Write the data out again, exactly as given.

— Start The records —

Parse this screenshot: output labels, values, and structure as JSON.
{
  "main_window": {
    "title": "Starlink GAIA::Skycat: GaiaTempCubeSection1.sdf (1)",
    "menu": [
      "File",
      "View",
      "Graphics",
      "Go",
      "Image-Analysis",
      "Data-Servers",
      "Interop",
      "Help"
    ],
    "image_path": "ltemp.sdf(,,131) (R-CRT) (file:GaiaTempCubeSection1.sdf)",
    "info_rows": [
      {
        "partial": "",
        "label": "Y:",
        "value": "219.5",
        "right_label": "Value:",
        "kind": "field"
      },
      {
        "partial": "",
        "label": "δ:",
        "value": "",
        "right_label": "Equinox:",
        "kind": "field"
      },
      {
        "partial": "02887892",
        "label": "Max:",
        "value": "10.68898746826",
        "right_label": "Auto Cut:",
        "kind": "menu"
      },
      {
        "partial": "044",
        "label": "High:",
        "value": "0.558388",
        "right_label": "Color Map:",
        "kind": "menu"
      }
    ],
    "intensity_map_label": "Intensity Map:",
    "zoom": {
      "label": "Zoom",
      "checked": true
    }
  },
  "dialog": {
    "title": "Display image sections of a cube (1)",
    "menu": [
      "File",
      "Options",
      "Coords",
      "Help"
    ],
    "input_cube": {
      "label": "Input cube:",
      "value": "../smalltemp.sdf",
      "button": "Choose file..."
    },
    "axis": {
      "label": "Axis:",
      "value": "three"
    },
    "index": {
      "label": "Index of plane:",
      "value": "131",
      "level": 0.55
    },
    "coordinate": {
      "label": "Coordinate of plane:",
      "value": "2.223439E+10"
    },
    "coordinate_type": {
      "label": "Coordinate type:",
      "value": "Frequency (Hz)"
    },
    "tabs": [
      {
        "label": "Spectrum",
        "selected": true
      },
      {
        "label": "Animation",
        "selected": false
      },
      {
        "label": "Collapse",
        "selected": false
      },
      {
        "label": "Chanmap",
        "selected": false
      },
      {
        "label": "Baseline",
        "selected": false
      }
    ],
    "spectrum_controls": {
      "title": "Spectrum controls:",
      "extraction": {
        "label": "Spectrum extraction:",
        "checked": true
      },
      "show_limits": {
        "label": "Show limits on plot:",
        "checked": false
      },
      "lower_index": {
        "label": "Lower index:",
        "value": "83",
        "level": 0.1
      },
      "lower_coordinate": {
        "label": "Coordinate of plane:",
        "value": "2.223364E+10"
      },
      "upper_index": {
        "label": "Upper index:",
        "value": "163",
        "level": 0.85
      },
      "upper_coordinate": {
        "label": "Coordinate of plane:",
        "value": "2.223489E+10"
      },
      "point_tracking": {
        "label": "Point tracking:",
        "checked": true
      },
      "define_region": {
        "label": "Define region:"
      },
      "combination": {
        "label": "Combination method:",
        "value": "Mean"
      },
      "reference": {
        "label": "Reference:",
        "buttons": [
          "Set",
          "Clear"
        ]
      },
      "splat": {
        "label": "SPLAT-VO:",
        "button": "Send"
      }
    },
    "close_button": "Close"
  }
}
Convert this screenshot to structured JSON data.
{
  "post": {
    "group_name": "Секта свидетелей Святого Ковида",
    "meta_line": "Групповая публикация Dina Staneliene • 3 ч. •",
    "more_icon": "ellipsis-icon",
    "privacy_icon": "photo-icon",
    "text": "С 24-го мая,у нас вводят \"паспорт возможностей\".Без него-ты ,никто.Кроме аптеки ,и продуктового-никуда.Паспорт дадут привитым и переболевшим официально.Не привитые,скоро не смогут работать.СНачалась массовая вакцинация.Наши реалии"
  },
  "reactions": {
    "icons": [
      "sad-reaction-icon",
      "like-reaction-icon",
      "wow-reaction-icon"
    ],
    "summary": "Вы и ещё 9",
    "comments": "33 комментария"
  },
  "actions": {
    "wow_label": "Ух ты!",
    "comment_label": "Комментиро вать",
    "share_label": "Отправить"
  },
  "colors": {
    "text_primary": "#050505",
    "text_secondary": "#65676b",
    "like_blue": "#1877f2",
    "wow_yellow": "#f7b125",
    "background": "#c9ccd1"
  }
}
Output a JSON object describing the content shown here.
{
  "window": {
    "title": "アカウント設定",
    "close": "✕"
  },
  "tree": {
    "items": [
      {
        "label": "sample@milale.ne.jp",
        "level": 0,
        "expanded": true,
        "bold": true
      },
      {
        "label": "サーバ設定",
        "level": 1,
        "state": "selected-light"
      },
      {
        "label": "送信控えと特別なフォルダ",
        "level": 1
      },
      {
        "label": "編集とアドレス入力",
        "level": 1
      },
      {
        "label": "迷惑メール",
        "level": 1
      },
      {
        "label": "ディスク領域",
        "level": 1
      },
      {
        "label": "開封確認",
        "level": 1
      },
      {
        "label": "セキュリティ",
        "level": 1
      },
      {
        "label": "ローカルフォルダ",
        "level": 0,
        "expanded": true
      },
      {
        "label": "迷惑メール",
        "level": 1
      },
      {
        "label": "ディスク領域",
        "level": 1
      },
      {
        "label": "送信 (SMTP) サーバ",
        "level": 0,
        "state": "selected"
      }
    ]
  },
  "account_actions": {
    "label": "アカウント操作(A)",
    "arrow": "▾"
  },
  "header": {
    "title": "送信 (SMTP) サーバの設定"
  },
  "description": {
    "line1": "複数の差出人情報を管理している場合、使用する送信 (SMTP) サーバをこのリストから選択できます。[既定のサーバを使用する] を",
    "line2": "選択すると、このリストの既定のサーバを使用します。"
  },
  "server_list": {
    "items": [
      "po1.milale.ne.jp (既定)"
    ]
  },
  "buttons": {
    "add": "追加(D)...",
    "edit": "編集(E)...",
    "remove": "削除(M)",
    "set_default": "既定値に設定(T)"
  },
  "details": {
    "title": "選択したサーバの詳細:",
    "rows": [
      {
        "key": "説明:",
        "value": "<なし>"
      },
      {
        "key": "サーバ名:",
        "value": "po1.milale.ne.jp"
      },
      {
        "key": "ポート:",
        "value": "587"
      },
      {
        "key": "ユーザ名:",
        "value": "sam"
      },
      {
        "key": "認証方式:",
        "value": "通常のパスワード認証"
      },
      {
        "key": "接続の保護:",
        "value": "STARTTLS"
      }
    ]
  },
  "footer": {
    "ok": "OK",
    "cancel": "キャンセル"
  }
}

— End The records —

__Reply to the exercise__:
Parse this screenshot: output labels, values, and structure as JSON.
{
  "main_window": {
    "title": "Starlink GAIA::Skycat: GaiaTempCubeSection1.sdf (1)",
    "menu": [
      "File",
      "View",
      "Graphics",
      "Go",
      "Image-Analysis",
      "Data-Servers",
      "Interop",
      "Help"
    ],
    "image_path": "ltemp.sdf(,,131) (R-CRT) (file:GaiaTempCubeSection1.sdf)",
    "info_rows": [
      {
        "partial": "",
        "label": "Y:",
        "value": "219.5",
        "right_label": "Value:",
        "kind": "field"
      },
      {
        "partial": "",
        "label": "δ:",
        "value": "",
        "right_label": "Equinox:",
        "kind": "field"
      },
      {
        "partial": "02887892",
        "label": "Max:",
        "value": "10.68898746826",
        "right_label": "Auto Cut:",
        "kind": "menu"
      },
      {
        "partial": "044",
        "label": "High:",
        "value": "0.558388",
        "right_label": "Color Map:",
        "kind": "menu"
      }
    ],
    "intensity_map_label": "Intensity Map:",
    "zoom": {
      "label": "Zoom",
      "checked": true
    }
  },
  "dialog": {
    "title": "Display image sections of a cube (1)",
    "menu": [
      "File",
      "Options",
      "Coords",
      "Help"
    ],
    "input_cube": {
      "label": "Input cube:",
      "value": "../smalltemp.sdf",
      "button": "Choose file..."
    },
    "axis": {
      "label": "Axis:",
      "value": "three"
    },
    "index": {
      "label": "Index of plane:",
      "value": "131",
      "level": 0.55
    },
    "coordinate": {
      "label": "Coordinate of plane:",
      "value": "2.223439E+10"
    },
    "coordinate_type": {
      "label": "Coordinate type:",
      "value": "Frequency (Hz)"
    },
    "tabs": [
      {
        "label": "Spectrum",
        "selected": true
      },
      {
        "label": "Animation",
        "selected": false
      },
      {
        "label": "Collapse",
        "selected": false
      },
      {
        "label": "Chanmap",
        "selected": false
      },
      {
        "label": "Baseline",
        "selected": false
      }
    ],
    "spectrum_controls": {
      "title": "Spectrum controls:",
      "extraction": {
        "label": "Spectrum extraction:",
        "checked": true
      },
      "show_limits": {
        "label": "Show limits on plot:",
        "checked": false
      },
      "lower_index": {
        "label": "Lower index:",
        "value": "83",
        "level": 0.1
      },
      "lower_coordinate": {
        "label": "Coordinate of plane:",
        "value": "2.223364E+10"
      },
      "upper_index": {
        "label": "Upper index:",
        "value": "163",
        "level": 0.85
      },
      "upper_coordinate": {
        "label": "Coordinate of plane:",
        "value": "2.223489E+10"
      },
      "point_tracking": {
        "label": "Point tracking:",
        "checked": true
      },
      "define_region": {
        "label": "Define region:"
      },
      "combination": {
        "label": "Combination method:",
        "value": "Mean"
      },
      "reference": {
        "label": "Reference:",
        "buttons": [
          "Set",
          "Clear"
        ]
      },
      "splat": {
        "label": "SPLAT-VO:",
        "button": "Send"
      }
    },
    "close_button": "Close"
  }
}
Convert this screenshot to structured JSON data.
{
  "post": {
    "group_name": "Секта свидетелей Святого Ковида",
    "meta_line": "Групповая публикация Dina Staneliene • 3 ч. •",
    "more_icon": "ellipsis-icon",
    "privacy_icon": "photo-icon",
    "text": "С 24-го мая,у нас вводят \"паспорт возможностей\".Без него-ты ,никто.Кроме аптеки ,и продуктового-никуда.Паспорт дадут привитым и переболевшим официально.Не привитые,скоро не смогут работать.СНачалась массовая вакцинация.Наши реалии"
  },
  "reactions": {
    "icons": [
      "sad-reaction-icon",
      "like-reaction-icon",
      "wow-reaction-icon"
    ],
    "summary": "Вы и ещё 9",
    "comments": "33 комментария"
  },
  "actions": {
    "wow_label": "Ух ты!",
    "comment_label": "Комментиро вать",
    "share_label": "Отправить"
  },
  "colors": {
    "text_primary": "#050505",
    "text_secondary": "#65676b",
    "like_blue": "#1877f2",
    "wow_yellow": "#f7b125",
    "background": "#c9ccd1"
  }
}
Output a JSON object describing the content shown here.
{
  "window": {
    "title": "アカウント設定",
    "close": "✕"
  },
  "tree": {
    "items": [
      {
        "label": "sample@milale.ne.jp",
        "level": 0,
        "expanded": true,
        "bold": true
      },
      {
        "label": "サーバ設定",
        "level": 1,
        "state": "selected-light"
      },
      {
        "label": "送信控えと特別なフォルダ",
        "level": 1
      },
      {
        "label": "編集とアドレス入力",
        "level": 1
      },
      {
        "label": "迷惑メール",
        "level": 1
      },
      {
        "label": "ディスク領域",
        "level": 1
      },
      {
        "label": "開封確認",
        "level": 1
      },
      {
        "label": "セキュリティ",
        "level": 1
      },
      {
        "label": "ローカルフォルダ",
        "level": 0,
        "expanded": true
      },
      {
        "label": "迷惑メール",
        "level": 1
      },
      {
        "label": "ディスク領域",
        "level": 1
      },
      {
        "label": "送信 (SMTP) サーバ",
        "level": 0,
        "state": "selected"
      }
    ]
  },
  "account_actions": {
    "label": "アカウント操作(A)",
    "arrow": "▾"
  },
  "header": {
    "title": "送信 (SMTP) サーバの設定"
  },
  "description": {
    "line1": "複数の差出人情報を管理している場合、使用する送信 (SMTP) サーバをこのリストから選択できます。[既定のサーバを使用する] を",
    "line2": "選択すると、このリストの既定のサーバを使用します。"
  },
  "server_list": {
    "items": [
      "po1.milale.ne.jp (既定)"
    ]
  },
  "buttons": {
    "add": "追加(D)...",
    "edit": "編集(E)...",
    "remove": "削除(M)",
    "set_default": "既定値に設定(T)"
  },
  "details": {
    "title": "選択したサーバの詳細:",
    "rows": [
      {
        "key": "説明:",
        "value": "<なし>"
      },
      {
        "key": "サーバ名:",
        "value": "po1.milale.ne.jp"
      },
      {
        "key": "ポート:",
        "value": "587"
      },
      {
        "key": "ユーザ名:",
        "value": "sam"
      },
      {
        "key": "認証方式:",
        "value": "通常のパスワード認証"
      },
      {
        "key": "接続の保護:",
        "value": "STARTTLS"
      }
    ]
  },
  "footer": {
    "ok": "OK",
    "cancel": "キャンセル"
  }
}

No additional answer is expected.